--- Do this ---
Transcribe the entries that follow exactly as they appear, minus pictures.

--- Records for the task ---

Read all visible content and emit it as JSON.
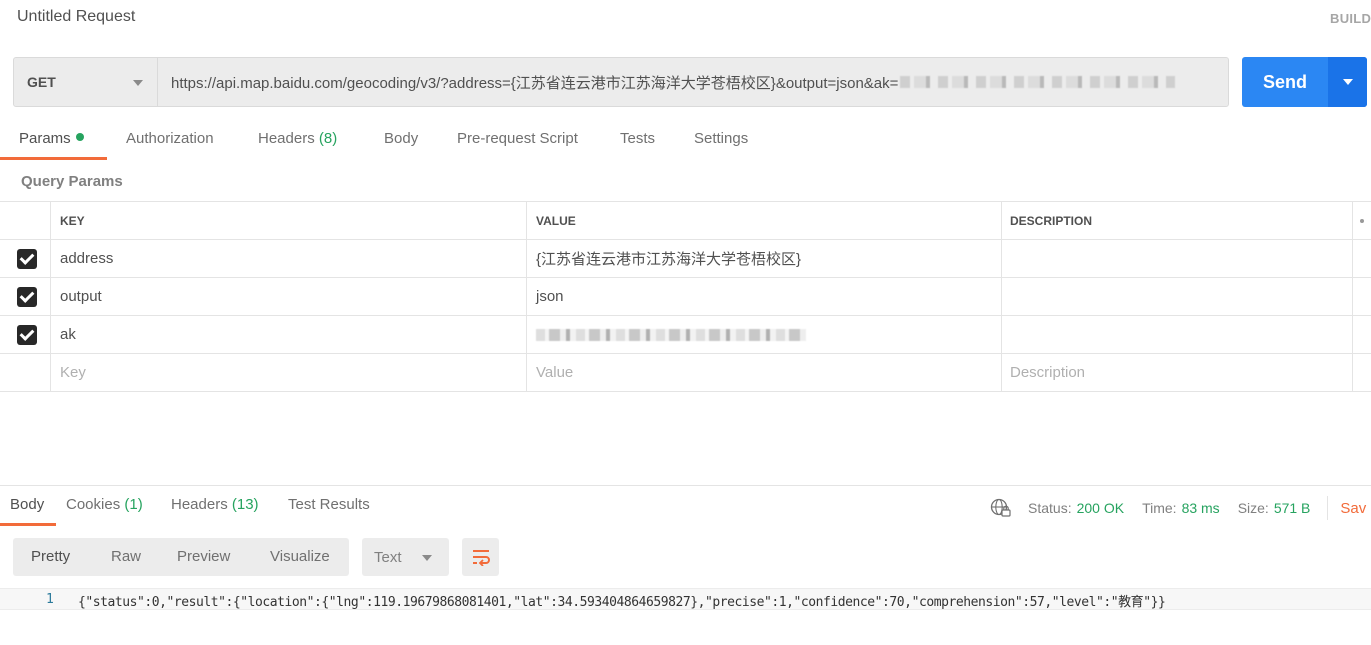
{
  "request": {
    "title": "Untitled Request",
    "build_label": "BUILD",
    "method": "GET",
    "url_visible": "https://api.map.baidu.com/geocoding/v3/?address={江苏省连云港市江苏海洋大学苍梧校区}&output=json&ak=",
    "url_redacted_suffix": "[redacted]",
    "send_label": "Send"
  },
  "request_tabs": [
    {
      "label": "Params",
      "active": true,
      "indicator": "green-dot"
    },
    {
      "label": "Authorization"
    },
    {
      "label": "Headers",
      "count": "(8)"
    },
    {
      "label": "Body"
    },
    {
      "label": "Pre-request Script"
    },
    {
      "label": "Tests"
    },
    {
      "label": "Settings"
    }
  ],
  "query_params": {
    "section_label": "Query Params",
    "columns": [
      "KEY",
      "VALUE",
      "DESCRIPTION"
    ],
    "rows": [
      {
        "checked": true,
        "key": "address",
        "value": "{江苏省连云港市江苏海洋大学苍梧校区}",
        "description": ""
      },
      {
        "checked": true,
        "key": "output",
        "value": "json",
        "description": ""
      },
      {
        "checked": true,
        "key": "ak",
        "value": "[redacted]",
        "description": ""
      }
    ],
    "placeholders": {
      "key": "Key",
      "value": "Value",
      "description": "Description"
    }
  },
  "response_tabs": [
    {
      "label": "Body",
      "active": true
    },
    {
      "label": "Cookies",
      "count": "(1)"
    },
    {
      "label": "Headers",
      "count": "(13)"
    },
    {
      "label": "Test Results"
    }
  ],
  "response_meta": {
    "status_label": "Status:",
    "status_value": "200 OK",
    "time_label": "Time:",
    "time_value": "83 ms",
    "size_label": "Size:",
    "size_value": "571 B",
    "save_label": "Sav"
  },
  "view_modes": [
    {
      "label": "Pretty",
      "active": true
    },
    {
      "label": "Raw"
    },
    {
      "label": "Preview"
    },
    {
      "label": "Visualize"
    }
  ],
  "format": "Text",
  "response_body": {
    "line_number": "1",
    "text": "{\"status\":0,\"result\":{\"location\":{\"lng\":119.19679868081401,\"lat\":34.593404864659827},\"precise\":1,\"confidence\":70,\"comprehension\":57,\"level\":\"教育\"}}"
  },
  "colors": {
    "accent_orange": "#f26b3a",
    "send_blue": "#2b87f3",
    "success_green": "#26a35f"
  }
}
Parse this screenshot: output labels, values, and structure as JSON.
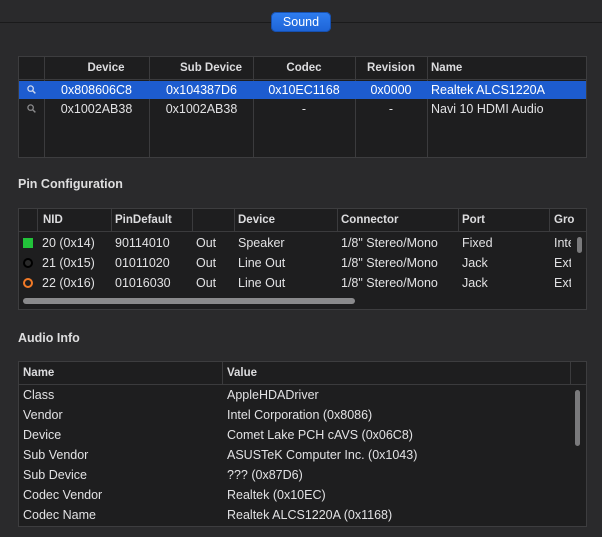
{
  "tab": {
    "label": "Sound"
  },
  "devices": {
    "headers": [
      "Device",
      "Sub Device",
      "Codec",
      "Revision",
      "Name"
    ],
    "rows": [
      {
        "device": "0x808606C8",
        "sub_device": "0x104387D6",
        "codec": "0x10EC1168",
        "revision": "0x0000",
        "name": "Realtek ALCS1220A",
        "selected": true
      },
      {
        "device": "0x1002AB38",
        "sub_device": "0x1002AB38",
        "codec": "-",
        "revision": "-",
        "name": "Navi 10 HDMI Audio",
        "selected": false
      }
    ]
  },
  "pin": {
    "title": "Pin Configuration",
    "headers": [
      "NID",
      "PinDefault",
      "",
      "Device",
      "Connector",
      "Port",
      "Gro"
    ],
    "rows": [
      {
        "color": "#22c33a",
        "shape": "square",
        "nid": "20 (0x14)",
        "pindefault": "90114010",
        "dir": "Out",
        "device": "Speaker",
        "connector": "1/8\" Stereo/Mono",
        "port": "Fixed",
        "group": "Inte"
      },
      {
        "color": "#111111",
        "shape": "ring",
        "nid": "21 (0x15)",
        "pindefault": "01011020",
        "dir": "Out",
        "device": "Line Out",
        "connector": "1/8\" Stereo/Mono",
        "port": "Jack",
        "group": "Ext"
      },
      {
        "color": "#f27a27",
        "shape": "ring",
        "nid": "22 (0x16)",
        "pindefault": "01016030",
        "dir": "Out",
        "device": "Line Out",
        "connector": "1/8\" Stereo/Mono",
        "port": "Jack",
        "group": "Ext"
      }
    ]
  },
  "audio": {
    "title": "Audio Info",
    "headers": [
      "Name",
      "Value"
    ],
    "rows": [
      {
        "name": "Class",
        "value": "AppleHDADriver"
      },
      {
        "name": "Vendor",
        "value": "Intel Corporation (0x8086)"
      },
      {
        "name": "Device",
        "value": "Comet Lake PCH cAVS (0x06C8)"
      },
      {
        "name": "Sub Vendor",
        "value": "ASUSTeK Computer Inc. (0x1043)"
      },
      {
        "name": "Sub Device",
        "value": "??? (0x87D6)"
      },
      {
        "name": "Codec Vendor",
        "value": "Realtek (0x10EC)"
      },
      {
        "name": "Codec Name",
        "value": "Realtek ALCS1220A (0x1168)"
      }
    ]
  },
  "colors": {
    "accent": "#1d5ccf",
    "background": "#2a2a2c",
    "table": "#1e1e1f"
  }
}
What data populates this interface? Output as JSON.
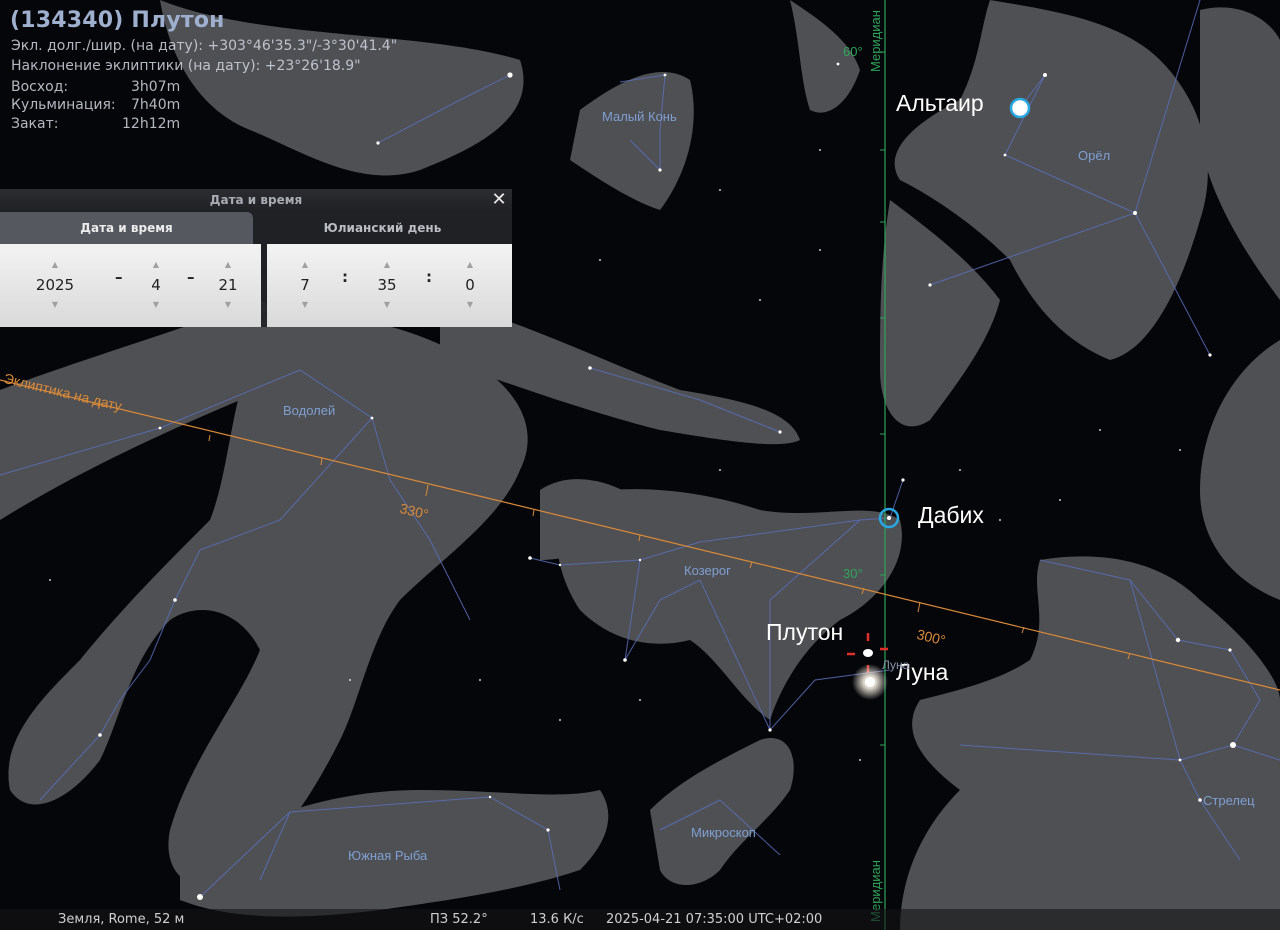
{
  "object_info": {
    "title": "(134340) Плутон",
    "ecliptic_line": "Экл. долг./шир. (на дату): +303°46'35.3\"/-3°30'41.4\"",
    "obliquity_line": "Наклонение эклиптики (на дату): +23°26'18.9\"",
    "rise_label": "Восход:",
    "rise_value": "3h07m",
    "transit_label": "Кульминация:",
    "transit_value": "7h40m",
    "set_label": "Закат:",
    "set_value": "12h12m"
  },
  "datetime_dialog": {
    "title": "Дата и время",
    "close_icon": "close-icon",
    "tabs": [
      "Дата и время",
      "Юлианский день"
    ],
    "year": "2025",
    "month": "4",
    "day": "21",
    "hour": "7",
    "minute": "35",
    "second": "0",
    "date_sep": "–",
    "time_sep": ":"
  },
  "sky_labels": {
    "altair": "Альтаир",
    "dabih": "Дабих",
    "pluto": "Плутон",
    "moon": "Луна",
    "moon_small": "Луна"
  },
  "constellations": {
    "equuleus": "Малый Конь",
    "aquila": "Орёл",
    "aquarius": "Водолей",
    "capricornus": "Козерог",
    "sagittarius": "Стрелец",
    "microscopium": "Микроскоп",
    "piscis_austrinus": "Южная Рыба"
  },
  "grid_labels": {
    "ecliptic": "Эклиптика на дату",
    "ecl_330": "330°",
    "ecl_300": "300°",
    "meridian_top": "Меридиан",
    "meridian_bottom": "Меридиан",
    "mer_60": "60°",
    "mer_30": "30°"
  },
  "status_bar": {
    "location": "Земля, Rome, 52 м",
    "fov": "ПЗ 52.2°",
    "fps": "13.6 К/с",
    "datetime": "2025-04-21 07:35:00 UTC+02:00"
  },
  "colors": {
    "ecliptic": "#d98a39",
    "meridian": "#2fa45a",
    "constellation_lines": "#5a6fb8",
    "constellation_labels": "#7f9fd0",
    "marker": "#29a7e0",
    "pluto_marker": "#e0302c"
  }
}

--- Result ---
Read all visible content and emit it as JSON.
{
  "request": {
    "title": "Untitled Request",
    "build_label": "BUILD",
    "method": "GET",
    "url_visible": "https://api.map.baidu.com/geocoding/v3/?address={江苏省连云港市江苏海洋大学苍梧校区}&output=json&ak=",
    "url_redacted_suffix": "[redacted]",
    "send_label": "Send"
  },
  "request_tabs": [
    {
      "label": "Params",
      "active": true,
      "indicator": "green-dot"
    },
    {
      "label": "Authorization"
    },
    {
      "label": "Headers",
      "count": "(8)"
    },
    {
      "label": "Body"
    },
    {
      "label": "Pre-request Script"
    },
    {
      "label": "Tests"
    },
    {
      "label": "Settings"
    }
  ],
  "query_params": {
    "section_label": "Query Params",
    "columns": [
      "KEY",
      "VALUE",
      "DESCRIPTION"
    ],
    "rows": [
      {
        "checked": true,
        "key": "address",
        "value": "{江苏省连云港市江苏海洋大学苍梧校区}",
        "description": ""
      },
      {
        "checked": true,
        "key": "output",
        "value": "json",
        "description": ""
      },
      {
        "checked": true,
        "key": "ak",
        "value": "[redacted]",
        "description": ""
      }
    ],
    "placeholders": {
      "key": "Key",
      "value": "Value",
      "description": "Description"
    }
  },
  "response_tabs": [
    {
      "label": "Body",
      "active": true
    },
    {
      "label": "Cookies",
      "count": "(1)"
    },
    {
      "label": "Headers",
      "count": "(13)"
    },
    {
      "label": "Test Results"
    }
  ],
  "response_meta": {
    "status_label": "Status:",
    "status_value": "200 OK",
    "time_label": "Time:",
    "time_value": "83 ms",
    "size_label": "Size:",
    "size_value": "571 B",
    "save_label": "Sav"
  },
  "view_modes": [
    {
      "label": "Pretty",
      "active": true
    },
    {
      "label": "Raw"
    },
    {
      "label": "Preview"
    },
    {
      "label": "Visualize"
    }
  ],
  "format": "Text",
  "response_body": {
    "line_number": "1",
    "text": "{\"status\":0,\"result\":{\"location\":{\"lng\":119.19679868081401,\"lat\":34.593404864659827},\"precise\":1,\"confidence\":70,\"comprehension\":57,\"level\":\"教育\"}}"
  },
  "colors": {
    "accent_orange": "#f26b3a",
    "send_blue": "#2b87f3",
    "success_green": "#26a35f"
  }
}
Parse this screenshot: output labels, values, and structure as JSON.
{
  "tab": {
    "label": "Sound"
  },
  "devices": {
    "headers": [
      "Device",
      "Sub Device",
      "Codec",
      "Revision",
      "Name"
    ],
    "rows": [
      {
        "device": "0x808606C8",
        "sub_device": "0x104387D6",
        "codec": "0x10EC1168",
        "revision": "0x0000",
        "name": "Realtek ALCS1220A",
        "selected": true
      },
      {
        "device": "0x1002AB38",
        "sub_device": "0x1002AB38",
        "codec": "-",
        "revision": "-",
        "name": "Navi 10 HDMI Audio",
        "selected": false
      }
    ]
  },
  "pin": {
    "title": "Pin Configuration",
    "headers": [
      "NID",
      "PinDefault",
      "",
      "Device",
      "Connector",
      "Port",
      "Gro"
    ],
    "rows": [
      {
        "color": "#22c33a",
        "shape": "square",
        "nid": "20 (0x14)",
        "pindefault": "90114010",
        "dir": "Out",
        "device": "Speaker",
        "connector": "1/8\" Stereo/Mono",
        "port": "Fixed",
        "group": "Inte"
      },
      {
        "color": "#111111",
        "shape": "ring",
        "nid": "21 (0x15)",
        "pindefault": "01011020",
        "dir": "Out",
        "device": "Line Out",
        "connector": "1/8\" Stereo/Mono",
        "port": "Jack",
        "group": "Ext"
      },
      {
        "color": "#f27a27",
        "shape": "ring",
        "nid": "22 (0x16)",
        "pindefault": "01016030",
        "dir": "Out",
        "device": "Line Out",
        "connector": "1/8\" Stereo/Mono",
        "port": "Jack",
        "group": "Ext"
      }
    ]
  },
  "audio": {
    "title": "Audio Info",
    "headers": [
      "Name",
      "Value"
    ],
    "rows": [
      {
        "name": "Class",
        "value": "AppleHDADriver"
      },
      {
        "name": "Vendor",
        "value": "Intel Corporation (0x8086)"
      },
      {
        "name": "Device",
        "value": "Comet Lake PCH cAVS (0x06C8)"
      },
      {
        "name": "Sub Vendor",
        "value": "ASUSTeK Computer Inc. (0x1043)"
      },
      {
        "name": "Sub Device",
        "value": "??? (0x87D6)"
      },
      {
        "name": "Codec Vendor",
        "value": "Realtek (0x10EC)"
      },
      {
        "name": "Codec Name",
        "value": "Realtek ALCS1220A (0x1168)"
      }
    ]
  },
  "colors": {
    "accent": "#1d5ccf",
    "background": "#2a2a2c",
    "table": "#1e1e1f"
  }
}
What data populates this interface? Output as JSON.
{
  "object_info": {
    "title": "(134340) Плутон",
    "ecliptic_line": "Экл. долг./шир. (на дату): +303°46'35.3\"/-3°30'41.4\"",
    "obliquity_line": "Наклонение эклиптики (на дату): +23°26'18.9\"",
    "rise_label": "Восход:",
    "rise_value": "3h07m",
    "transit_label": "Кульминация:",
    "transit_value": "7h40m",
    "set_label": "Закат:",
    "set_value": "12h12m"
  },
  "datetime_dialog": {
    "title": "Дата и время",
    "close_icon": "close-icon",
    "tabs": [
      "Дата и время",
      "Юлианский день"
    ],
    "year": "2025",
    "month": "4",
    "day": "21",
    "hour": "7",
    "minute": "35",
    "second": "0",
    "date_sep": "–",
    "time_sep": ":"
  },
  "sky_labels": {
    "altair": "Альтаир",
    "dabih": "Дабих",
    "pluto": "Плутон",
    "moon": "Луна",
    "moon_small": "Луна"
  },
  "constellations": {
    "equuleus": "Малый Конь",
    "aquila": "Орёл",
    "aquarius": "Водолей",
    "capricornus": "Козерог",
    "sagittarius": "Стрелец",
    "microscopium": "Микроскоп",
    "piscis_austrinus": "Южная Рыба"
  },
  "grid_labels": {
    "ecliptic": "Эклиптика на дату",
    "ecl_330": "330°",
    "ecl_300": "300°",
    "meridian_top": "Меридиан",
    "meridian_bottom": "Меридиан",
    "mer_60": "60°",
    "mer_30": "30°"
  },
  "status_bar": {
    "location": "Земля, Rome, 52 м",
    "fov": "ПЗ 52.2°",
    "fps": "13.6 К/с",
    "datetime": "2025-04-21 07:35:00 UTC+02:00"
  },
  "colors": {
    "ecliptic": "#d98a39",
    "meridian": "#2fa45a",
    "constellation_lines": "#5a6fb8",
    "constellation_labels": "#7f9fd0",
    "marker": "#29a7e0",
    "pluto_marker": "#e0302c"
  }
}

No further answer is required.